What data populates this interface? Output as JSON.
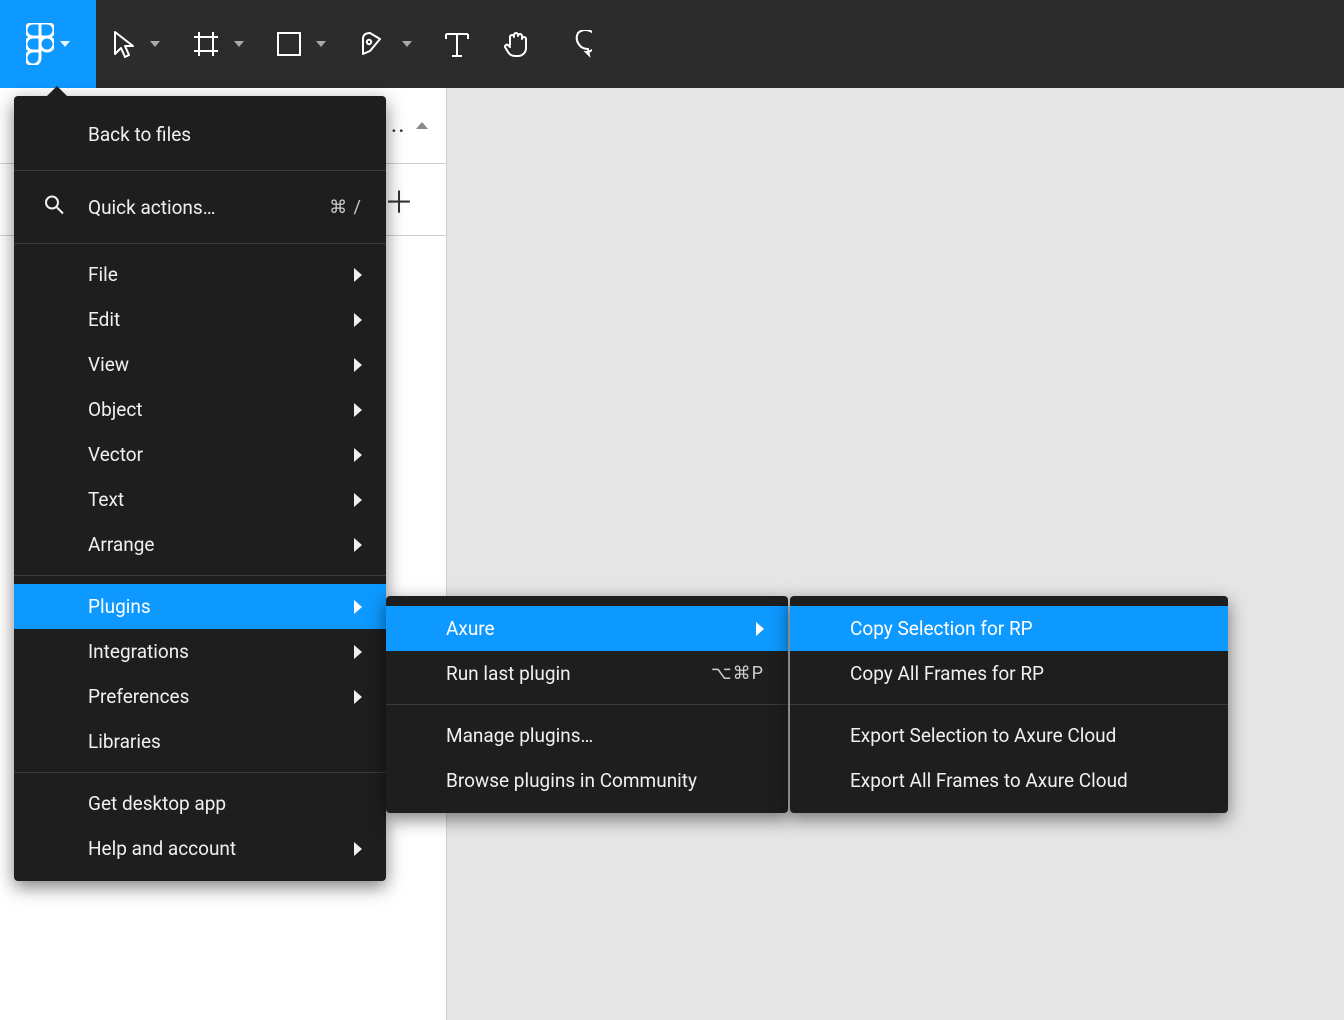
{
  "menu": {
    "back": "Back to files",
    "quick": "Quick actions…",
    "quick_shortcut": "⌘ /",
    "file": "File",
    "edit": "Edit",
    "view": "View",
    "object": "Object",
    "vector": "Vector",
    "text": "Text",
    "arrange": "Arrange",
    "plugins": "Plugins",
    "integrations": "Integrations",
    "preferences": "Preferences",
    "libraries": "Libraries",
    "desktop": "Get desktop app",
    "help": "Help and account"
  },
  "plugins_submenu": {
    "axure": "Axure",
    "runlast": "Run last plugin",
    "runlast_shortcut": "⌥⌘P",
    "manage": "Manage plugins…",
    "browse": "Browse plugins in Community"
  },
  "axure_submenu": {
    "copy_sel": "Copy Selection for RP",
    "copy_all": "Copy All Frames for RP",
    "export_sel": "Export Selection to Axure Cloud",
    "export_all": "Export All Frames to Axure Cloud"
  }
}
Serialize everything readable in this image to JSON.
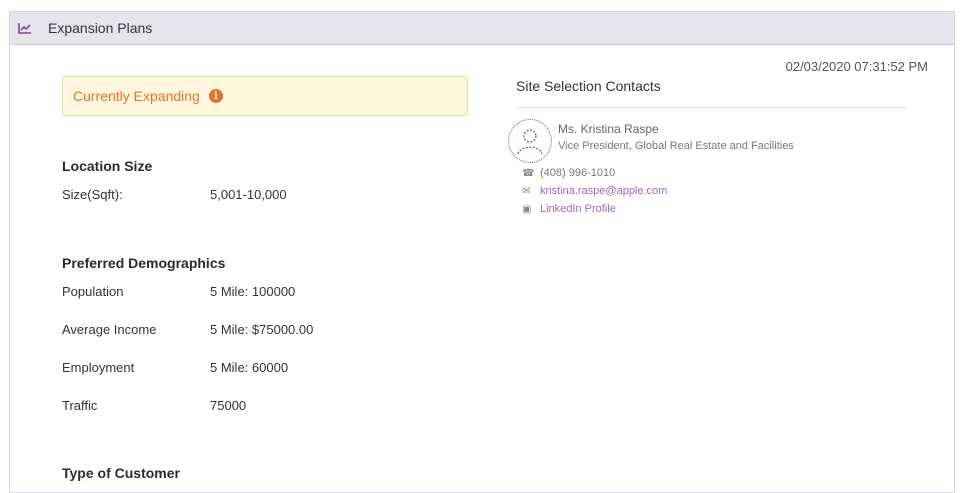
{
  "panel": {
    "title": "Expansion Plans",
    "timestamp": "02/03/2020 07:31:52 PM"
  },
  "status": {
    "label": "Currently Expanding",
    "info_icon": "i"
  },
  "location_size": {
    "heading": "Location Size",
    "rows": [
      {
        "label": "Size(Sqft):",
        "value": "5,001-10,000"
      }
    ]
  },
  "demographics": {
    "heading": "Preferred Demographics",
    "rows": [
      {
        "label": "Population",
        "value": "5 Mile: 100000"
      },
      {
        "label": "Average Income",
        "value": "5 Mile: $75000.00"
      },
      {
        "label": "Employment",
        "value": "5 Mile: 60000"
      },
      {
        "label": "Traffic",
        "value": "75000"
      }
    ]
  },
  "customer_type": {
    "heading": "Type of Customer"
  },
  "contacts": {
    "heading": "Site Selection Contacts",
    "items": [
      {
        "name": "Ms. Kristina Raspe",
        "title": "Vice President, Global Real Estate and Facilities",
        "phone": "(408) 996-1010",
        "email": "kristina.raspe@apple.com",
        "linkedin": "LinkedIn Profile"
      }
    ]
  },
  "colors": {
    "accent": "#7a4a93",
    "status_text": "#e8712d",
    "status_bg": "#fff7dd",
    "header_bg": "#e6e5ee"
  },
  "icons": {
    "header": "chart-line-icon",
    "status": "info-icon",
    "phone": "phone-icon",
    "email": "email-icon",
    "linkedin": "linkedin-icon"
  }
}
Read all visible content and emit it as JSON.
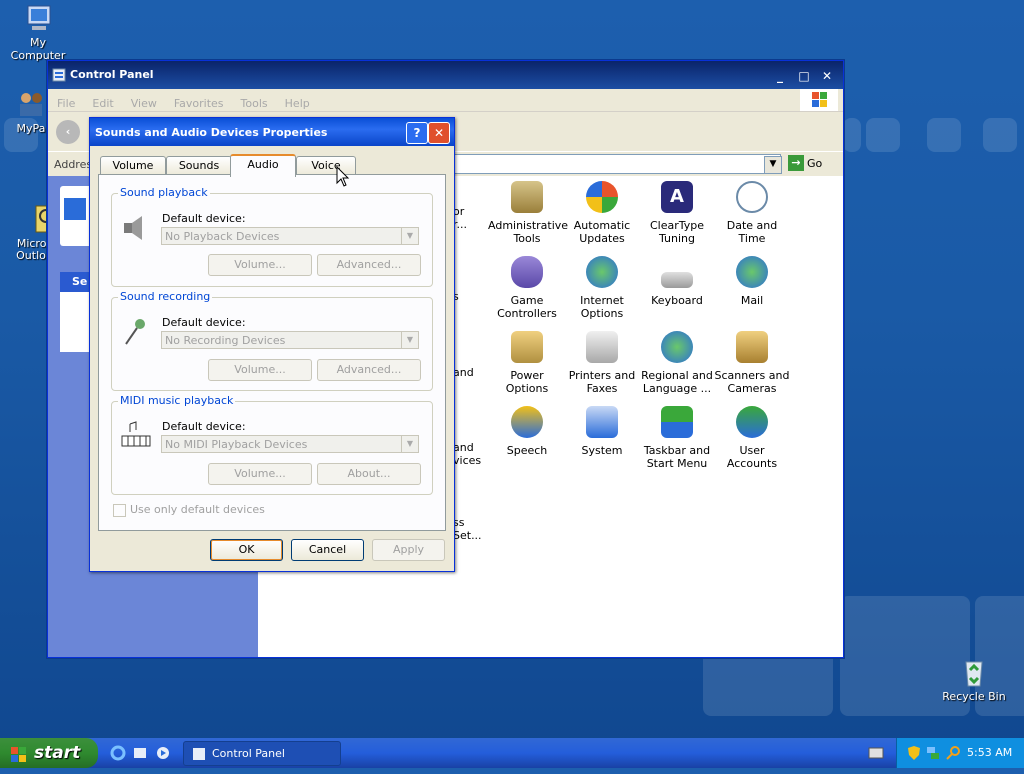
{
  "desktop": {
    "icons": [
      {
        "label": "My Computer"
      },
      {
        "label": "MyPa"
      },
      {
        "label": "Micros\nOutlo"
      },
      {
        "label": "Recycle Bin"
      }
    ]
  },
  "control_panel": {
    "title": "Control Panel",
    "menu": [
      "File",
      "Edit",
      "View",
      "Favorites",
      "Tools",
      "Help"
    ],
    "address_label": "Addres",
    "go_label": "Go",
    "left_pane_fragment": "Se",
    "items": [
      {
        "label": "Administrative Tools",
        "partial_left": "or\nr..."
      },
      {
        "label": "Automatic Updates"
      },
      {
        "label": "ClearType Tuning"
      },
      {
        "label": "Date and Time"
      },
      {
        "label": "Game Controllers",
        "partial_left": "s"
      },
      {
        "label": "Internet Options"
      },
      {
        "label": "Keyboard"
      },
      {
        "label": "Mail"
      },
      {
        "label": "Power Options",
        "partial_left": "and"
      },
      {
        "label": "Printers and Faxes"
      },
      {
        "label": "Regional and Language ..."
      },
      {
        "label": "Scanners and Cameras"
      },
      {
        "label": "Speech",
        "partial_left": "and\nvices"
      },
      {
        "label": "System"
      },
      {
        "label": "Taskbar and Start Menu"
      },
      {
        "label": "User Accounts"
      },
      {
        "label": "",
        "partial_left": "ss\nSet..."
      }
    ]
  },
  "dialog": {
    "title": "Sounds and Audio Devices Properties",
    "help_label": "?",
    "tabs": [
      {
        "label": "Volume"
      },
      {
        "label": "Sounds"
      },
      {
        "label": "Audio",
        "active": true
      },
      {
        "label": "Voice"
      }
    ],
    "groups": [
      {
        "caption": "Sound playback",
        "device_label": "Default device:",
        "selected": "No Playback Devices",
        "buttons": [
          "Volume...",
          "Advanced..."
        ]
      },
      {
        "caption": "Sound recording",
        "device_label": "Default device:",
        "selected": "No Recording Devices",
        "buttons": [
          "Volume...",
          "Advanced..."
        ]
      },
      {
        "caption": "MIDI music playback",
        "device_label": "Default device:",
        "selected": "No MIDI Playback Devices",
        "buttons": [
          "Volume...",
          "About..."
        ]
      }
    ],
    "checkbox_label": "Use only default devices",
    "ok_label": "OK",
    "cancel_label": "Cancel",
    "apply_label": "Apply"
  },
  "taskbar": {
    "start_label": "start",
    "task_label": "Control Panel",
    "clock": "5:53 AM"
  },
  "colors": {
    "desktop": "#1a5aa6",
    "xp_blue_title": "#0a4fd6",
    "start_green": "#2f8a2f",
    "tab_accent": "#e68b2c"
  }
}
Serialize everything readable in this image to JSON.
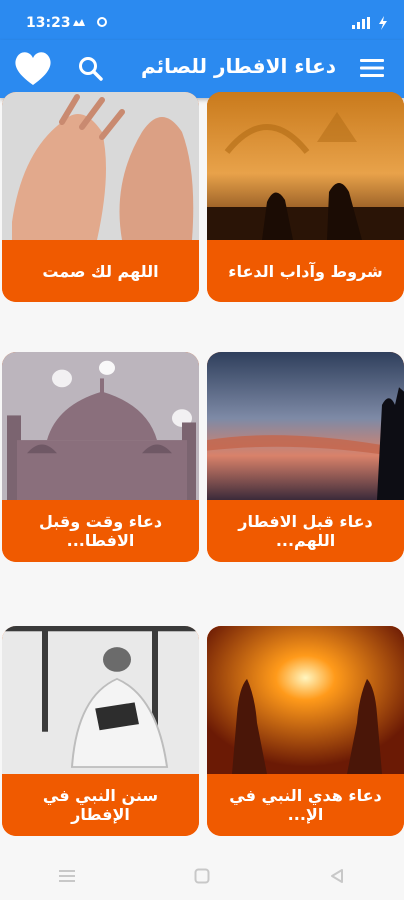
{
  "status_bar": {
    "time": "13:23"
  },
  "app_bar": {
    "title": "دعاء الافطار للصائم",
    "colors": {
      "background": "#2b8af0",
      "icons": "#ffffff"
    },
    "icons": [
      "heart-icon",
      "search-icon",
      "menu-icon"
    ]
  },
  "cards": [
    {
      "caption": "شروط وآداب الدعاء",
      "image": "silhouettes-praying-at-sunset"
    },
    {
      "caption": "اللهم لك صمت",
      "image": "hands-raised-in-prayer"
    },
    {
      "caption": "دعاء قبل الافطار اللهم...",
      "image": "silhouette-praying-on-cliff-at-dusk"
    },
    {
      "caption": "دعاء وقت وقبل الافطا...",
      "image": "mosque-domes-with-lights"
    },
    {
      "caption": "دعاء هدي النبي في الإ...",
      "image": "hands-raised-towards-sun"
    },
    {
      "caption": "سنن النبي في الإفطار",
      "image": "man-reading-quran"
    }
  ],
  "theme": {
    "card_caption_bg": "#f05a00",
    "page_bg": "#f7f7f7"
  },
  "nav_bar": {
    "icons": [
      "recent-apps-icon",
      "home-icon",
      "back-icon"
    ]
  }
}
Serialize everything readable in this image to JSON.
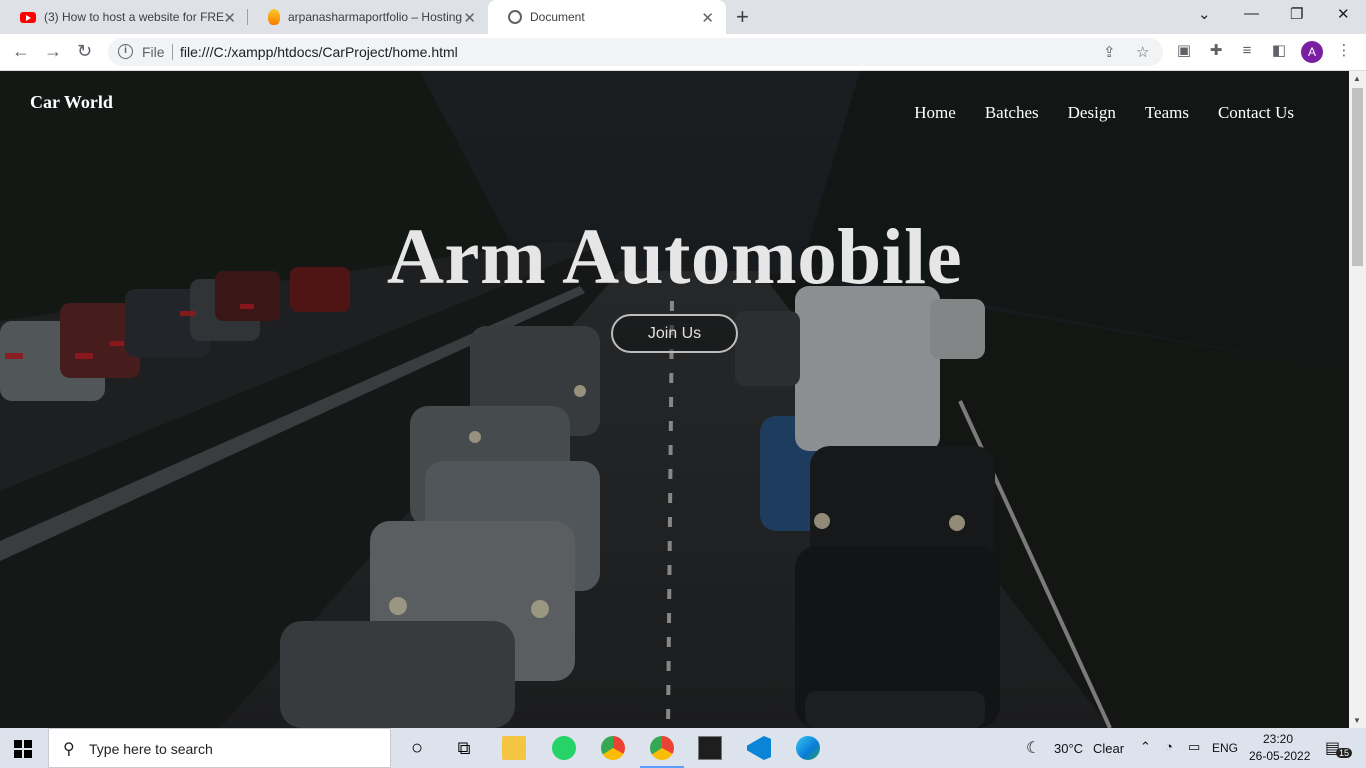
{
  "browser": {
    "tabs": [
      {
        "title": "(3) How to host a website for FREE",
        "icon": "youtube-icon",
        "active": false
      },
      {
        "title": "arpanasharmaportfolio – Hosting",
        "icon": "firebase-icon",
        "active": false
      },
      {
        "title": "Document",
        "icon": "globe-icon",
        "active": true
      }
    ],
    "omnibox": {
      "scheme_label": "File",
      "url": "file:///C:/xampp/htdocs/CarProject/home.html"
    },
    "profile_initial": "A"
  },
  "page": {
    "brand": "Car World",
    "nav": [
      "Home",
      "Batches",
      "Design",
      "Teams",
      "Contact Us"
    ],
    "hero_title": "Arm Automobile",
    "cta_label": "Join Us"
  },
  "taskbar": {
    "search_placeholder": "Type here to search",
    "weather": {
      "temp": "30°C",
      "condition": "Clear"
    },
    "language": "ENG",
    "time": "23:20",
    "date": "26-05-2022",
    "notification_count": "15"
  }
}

§ **DIRECTIONS**
Omitting all images, retype each line of the records precisely.

§ **SOLUTION FOR THIS TASK**
What data populates this interface? Output as JSON.
{
  "menu": {
    "back": "Back to files",
    "quick": "Quick actions…",
    "quick_shortcut": "⌘ /",
    "file": "File",
    "edit": "Edit",
    "view": "View",
    "object": "Object",
    "vector": "Vector",
    "text": "Text",
    "arrange": "Arrange",
    "plugins": "Plugins",
    "integrations": "Integrations",
    "preferences": "Preferences",
    "libraries": "Libraries",
    "desktop": "Get desktop app",
    "help": "Help and account"
  },
  "plugins_submenu": {
    "axure": "Axure",
    "runlast": "Run last plugin",
    "runlast_shortcut": "⌥⌘P",
    "manage": "Manage plugins…",
    "browse": "Browse plugins in Community"
  },
  "axure_submenu": {
    "copy_sel": "Copy Selection for RP",
    "copy_all": "Copy All Frames for RP",
    "export_sel": "Export Selection to Axure Cloud",
    "export_all": "Export All Frames to Axure Cloud"
  }
}
Serialize everything readable in this image to JSON.
{
  "panel": {
    "title": "Expansion Plans",
    "timestamp": "02/03/2020 07:31:52 PM"
  },
  "status": {
    "label": "Currently Expanding",
    "info_icon": "i"
  },
  "location_size": {
    "heading": "Location Size",
    "rows": [
      {
        "label": "Size(Sqft):",
        "value": "5,001-10,000"
      }
    ]
  },
  "demographics": {
    "heading": "Preferred Demographics",
    "rows": [
      {
        "label": "Population",
        "value": "5 Mile: 100000"
      },
      {
        "label": "Average Income",
        "value": "5 Mile: $75000.00"
      },
      {
        "label": "Employment",
        "value": "5 Mile: 60000"
      },
      {
        "label": "Traffic",
        "value": "75000"
      }
    ]
  },
  "customer_type": {
    "heading": "Type of Customer"
  },
  "contacts": {
    "heading": "Site Selection Contacts",
    "items": [
      {
        "name": "Ms. Kristina Raspe",
        "title": "Vice President, Global Real Estate and Facilities",
        "phone": "(408) 996-1010",
        "email": "kristina.raspe@apple.com",
        "linkedin": "LinkedIn Profile"
      }
    ]
  },
  "colors": {
    "accent": "#7a4a93",
    "status_text": "#e8712d",
    "status_bg": "#fff7dd",
    "header_bg": "#e6e5ee"
  },
  "icons": {
    "header": "chart-line-icon",
    "status": "info-icon",
    "phone": "phone-icon",
    "email": "email-icon",
    "linkedin": "linkedin-icon"
  }
}
Read all visible content and emit it as JSON.
{
  "desktop": {
    "icons": [
      {
        "label": "My Computer"
      },
      {
        "label": "MyPa"
      },
      {
        "label": "Micros\nOutlo"
      },
      {
        "label": "Recycle Bin"
      }
    ]
  },
  "control_panel": {
    "title": "Control Panel",
    "menu": [
      "File",
      "Edit",
      "View",
      "Favorites",
      "Tools",
      "Help"
    ],
    "address_label": "Addres",
    "go_label": "Go",
    "left_pane_fragment": "Se",
    "items": [
      {
        "label": "Administrative Tools",
        "partial_left": "or\nr..."
      },
      {
        "label": "Automatic Updates"
      },
      {
        "label": "ClearType Tuning"
      },
      {
        "label": "Date and Time"
      },
      {
        "label": "Game Controllers",
        "partial_left": "s"
      },
      {
        "label": "Internet Options"
      },
      {
        "label": "Keyboard"
      },
      {
        "label": "Mail"
      },
      {
        "label": "Power Options",
        "partial_left": "and"
      },
      {
        "label": "Printers and Faxes"
      },
      {
        "label": "Regional and Language ..."
      },
      {
        "label": "Scanners and Cameras"
      },
      {
        "label": "Speech",
        "partial_left": "and\nvices"
      },
      {
        "label": "System"
      },
      {
        "label": "Taskbar and Start Menu"
      },
      {
        "label": "User Accounts"
      },
      {
        "label": "",
        "partial_left": "ss\nSet..."
      }
    ]
  },
  "dialog": {
    "title": "Sounds and Audio Devices Properties",
    "help_label": "?",
    "tabs": [
      {
        "label": "Volume"
      },
      {
        "label": "Sounds"
      },
      {
        "label": "Audio",
        "active": true
      },
      {
        "label": "Voice"
      }
    ],
    "groups": [
      {
        "caption": "Sound playback",
        "device_label": "Default device:",
        "selected": "No Playback Devices",
        "buttons": [
          "Volume...",
          "Advanced..."
        ]
      },
      {
        "caption": "Sound recording",
        "device_label": "Default device:",
        "selected": "No Recording Devices",
        "buttons": [
          "Volume...",
          "Advanced..."
        ]
      },
      {
        "caption": "MIDI music playback",
        "device_label": "Default device:",
        "selected": "No MIDI Playback Devices",
        "buttons": [
          "Volume...",
          "About..."
        ]
      }
    ],
    "checkbox_label": "Use only default devices",
    "ok_label": "OK",
    "cancel_label": "Cancel",
    "apply_label": "Apply"
  },
  "taskbar": {
    "start_label": "start",
    "task_label": "Control Panel",
    "clock": "5:53 AM"
  },
  "colors": {
    "desktop": "#1a5aa6",
    "xp_blue_title": "#0a4fd6",
    "start_green": "#2f8a2f",
    "tab_accent": "#e68b2c"
  }
}
Serialize everything readable in this image to JSON.
{
  "status_bar": {
    "time": "13:23"
  },
  "app_bar": {
    "title": "دعاء الافطار للصائم",
    "colors": {
      "background": "#2b8af0",
      "icons": "#ffffff"
    },
    "icons": [
      "heart-icon",
      "search-icon",
      "menu-icon"
    ]
  },
  "cards": [
    {
      "caption": "شروط وآداب الدعاء",
      "image": "silhouettes-praying-at-sunset"
    },
    {
      "caption": "اللهم لك صمت",
      "image": "hands-raised-in-prayer"
    },
    {
      "caption": "دعاء قبل الافطار اللهم...",
      "image": "silhouette-praying-on-cliff-at-dusk"
    },
    {
      "caption": "دعاء وقت وقبل الافطا...",
      "image": "mosque-domes-with-lights"
    },
    {
      "caption": "دعاء هدي النبي في الإ...",
      "image": "hands-raised-towards-sun"
    },
    {
      "caption": "سنن النبي في الإفطار",
      "image": "man-reading-quran"
    }
  ],
  "theme": {
    "card_caption_bg": "#f05a00",
    "page_bg": "#f7f7f7"
  },
  "nav_bar": {
    "icons": [
      "recent-apps-icon",
      "home-icon",
      "back-icon"
    ]
  }
}
Serialize everything readable in this image to JSON.
{
  "browser": {
    "tabs": [
      {
        "title": "(3) How to host a website for FREE",
        "icon": "youtube-icon",
        "active": false
      },
      {
        "title": "arpanasharmaportfolio – Hosting",
        "icon": "firebase-icon",
        "active": false
      },
      {
        "title": "Document",
        "icon": "globe-icon",
        "active": true
      }
    ],
    "omnibox": {
      "scheme_label": "File",
      "url": "file:///C:/xampp/htdocs/CarProject/home.html"
    },
    "profile_initial": "A"
  },
  "page": {
    "brand": "Car World",
    "nav": [
      "Home",
      "Batches",
      "Design",
      "Teams",
      "Contact Us"
    ],
    "hero_title": "Arm Automobile",
    "cta_label": "Join Us"
  },
  "taskbar": {
    "search_placeholder": "Type here to search",
    "weather": {
      "temp": "30°C",
      "condition": "Clear"
    },
    "language": "ENG",
    "time": "23:20",
    "date": "26-05-2022",
    "notification_count": "15"
  }
}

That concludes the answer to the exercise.